(EXERCISE REQUIREMENTS) Go through the data below. Pull out every line that has the word "parents".

Extracted records:
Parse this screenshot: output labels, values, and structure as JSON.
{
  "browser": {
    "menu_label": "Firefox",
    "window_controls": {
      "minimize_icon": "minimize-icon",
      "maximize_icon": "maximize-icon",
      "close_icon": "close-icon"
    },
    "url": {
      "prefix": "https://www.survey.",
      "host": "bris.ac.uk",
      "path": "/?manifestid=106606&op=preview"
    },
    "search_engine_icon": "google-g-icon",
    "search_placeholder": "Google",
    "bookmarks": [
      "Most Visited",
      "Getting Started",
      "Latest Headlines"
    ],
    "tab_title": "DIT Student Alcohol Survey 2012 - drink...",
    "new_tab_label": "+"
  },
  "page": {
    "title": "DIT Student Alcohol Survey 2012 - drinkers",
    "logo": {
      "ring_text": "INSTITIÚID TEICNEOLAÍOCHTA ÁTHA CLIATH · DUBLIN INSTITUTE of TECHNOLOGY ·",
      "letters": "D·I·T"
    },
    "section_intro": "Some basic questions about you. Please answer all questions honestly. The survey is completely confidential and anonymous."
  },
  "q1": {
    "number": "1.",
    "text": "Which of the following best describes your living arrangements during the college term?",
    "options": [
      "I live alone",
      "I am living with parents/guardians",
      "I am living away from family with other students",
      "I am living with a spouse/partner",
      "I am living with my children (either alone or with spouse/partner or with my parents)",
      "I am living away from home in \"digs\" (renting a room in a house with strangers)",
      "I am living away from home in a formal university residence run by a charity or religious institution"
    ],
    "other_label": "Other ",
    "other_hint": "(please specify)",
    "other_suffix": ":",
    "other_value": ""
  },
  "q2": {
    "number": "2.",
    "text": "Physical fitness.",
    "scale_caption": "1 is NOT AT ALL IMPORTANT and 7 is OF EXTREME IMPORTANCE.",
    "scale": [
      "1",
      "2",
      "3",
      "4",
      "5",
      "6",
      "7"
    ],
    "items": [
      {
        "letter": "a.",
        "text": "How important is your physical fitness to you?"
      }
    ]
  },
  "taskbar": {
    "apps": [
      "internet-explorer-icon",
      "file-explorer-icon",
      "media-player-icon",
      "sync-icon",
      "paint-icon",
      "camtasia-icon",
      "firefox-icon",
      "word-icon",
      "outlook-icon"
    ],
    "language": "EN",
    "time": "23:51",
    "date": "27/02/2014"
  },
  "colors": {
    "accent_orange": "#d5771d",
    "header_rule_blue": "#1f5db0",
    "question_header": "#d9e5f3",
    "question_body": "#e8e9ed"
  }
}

(RESULT)
      "I am living with parents/guardians",
      "I am living with my children (either alone or with spouse/partner or with my parents)",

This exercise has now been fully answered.